__ТЕКСТ ДЛЯ ЧТЕНИЯ__:

----------

Андрей Прикотенко, Новосибирск: Всем хочется схватить яркую внешнюю форму, понятно её описать и сказать: «Вот это тренд». Но, мне кажется, это более сложное понятие. Конечно же, мы думаем о том, что происходит с нашим временем и с человеком. Мы думаем об обществе и его ценностях. Понимаем, что они как-то отличаются от прежних, развиваются в лучшую или худшую сторону. И это определяет нашу философию, наше позиционирование.

Но есть и простой фактор: приходит ли зритель. Если нет, то про театр можно очень много написать, сказать умных слов, но туда народ не ходит, понимаете? Мне кажется, тренд куётся там, где театр делает качественные спектакли, в которых пытается выразить своё отношение к сегодняшнему дню, и на это есть реакция зрителей. Вот эти совместные переживания по поводу нынешних реалий и определяют театральный тренд. А стилистически он может быть каким угодно.

Данил Чащин, Москва: Не могу ответить за весь современный театр. Он настолько разный, что сложно его объединить какими-то определенными трендами. У меня есть два критерия: «живой театр» и «неживой театр». Живой — тот, что находится в постоянном поиске. Неживой театр — который решил, что всё нашел и остановился в развитии.

Передовой театр – это какой?

----------

__ЗАДАНИЯ__:
(A) Пожалуйста, выпишите из фрагмента о театральных трендах все предложения, в которых есть слово с корнем «тренд».
(B) Напишите продолжение фрагмента о театральных трендах, которое идёт после вопроса «Передовой театр – это какой?».
Записи взяты из другого источника.

__ИСХОДНЫЕ МАТЕРИАЛЫ__:
----------

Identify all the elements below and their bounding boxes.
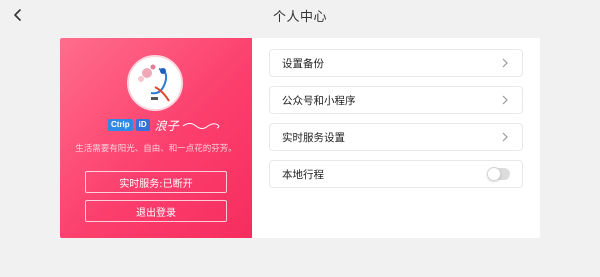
menu-item-label: 设置备份 <box>282 57 324 70</box>
avatar[interactable] <box>127 55 183 111</box>
menu-item-official-accounts[interactable]: 公众号和小程序 <box>269 86 523 114</box>
user-motto: 生活需要有阳光、自由、和一点花的芬芳。 <box>75 144 237 154</box>
brand-chip-ctrip: Ctrip <box>108 119 133 131</box>
brand-row: Ctrip iD 浪子 <box>108 117 222 133</box>
profile-panel: Ctrip iD 浪子 生活需要有阳光、自由、和一点花的芬芳。 实时服务:已断开… <box>60 38 252 238</box>
chevron-right-icon <box>500 58 510 68</box>
chevron-right-icon <box>500 132 510 142</box>
page-title: 个人中心 <box>272 9 327 25</box>
brand-chip-id: iD <box>135 119 150 131</box>
chevron-left-icon <box>14 9 21 21</box>
logout-button[interactable]: 退出登录 <box>85 200 227 222</box>
menu-item-local-trips: 本地行程 <box>269 160 523 188</box>
menu-item-backup-settings[interactable]: 设置备份 <box>269 49 523 77</box>
top-bar: 个人中心 <box>0 0 600 30</box>
profile-card: Ctrip iD 浪子 生活需要有阳光、自由、和一点花的芬芳。 实时服务:已断开… <box>60 38 540 238</box>
realtime-service-status-button[interactable]: 实时服务:已断开 <box>85 171 227 193</box>
local-trips-toggle[interactable] <box>487 167 510 181</box>
menu-item-label: 公众号和小程序 <box>282 94 356 107</box>
toggle-knob <box>487 167 501 181</box>
chevron-right-icon <box>500 95 510 105</box>
menu-item-label: 实时服务设置 <box>282 131 345 144</box>
flourish-icon <box>182 123 219 129</box>
menu-item-label: 本地行程 <box>282 168 324 181</box>
menu-item-realtime-service-settings[interactable]: 实时服务设置 <box>269 123 523 151</box>
username: 浪子 <box>154 118 179 133</box>
back-button[interactable] <box>10 7 26 23</box>
avatar-image-icon <box>129 57 181 109</box>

----------

__ОТВЕТЫ__:
(A)
1. Всем хочется схватить яркую внешнюю форму, понятно её описать и сказать: «Вот это тренд».
2. Мне кажется, тренд куётся там, где театр делает качественные спектакли, в которых пытается выразить своё отношение к сегодняшнему дню, и на это есть реакция зрителей.
3. Вот эти совместные переживания по поводу нынешних реалий и определяют театральный тренд.
4. Он настолько разный, что сложно его объединить какими-то определенными трендами.

(B)
Александр Рыжов, Кольчугино: Я не знаю. Сейчас такое количество направлений, и все они считаются передовыми (смеётся). Возможно, классический, психологический (реалистический театр, в своём творчестве опирающийся на принцип правдоподобного отражения жизни — прим.TJ) и будет самым прогрессивным. В хорошей драматургии можно копаться и копаться, отыскивать иные смыслы, распутывать новые нити взаимоотношений, изучать душу человека через героя пьесы. Есть мнение, что ещё никто достиг дна колодца, изучая психологию душ чеховских героев. А если учесть, что мы исследуем их во временной перспективе, то современность и определит их актуальность, сделает театр, который это постиг, передовым.

Александр Рыжов Фото из его личного архива

Данил Чащин, Москва: Для меня передовой театр изучает всё новое и интересное, что происходит в мире, и использует это. Он такой «коллекционер», который берет все лучшее из мира литературы, кино, музыки, моды, живописи, современного искусства, танца, медиа и осмысленно соединяет это в самостоятельное произведение. Театр, который находится в контексте процессов происходящих сегодня.

У Шекспира есть такой сонет:

«Увы, мой стих не блещет новизной,
Разнообразьем перемен нежданных.
Не поискать ли мне тропы иной,
Приёмов новых, сочетаний странных?».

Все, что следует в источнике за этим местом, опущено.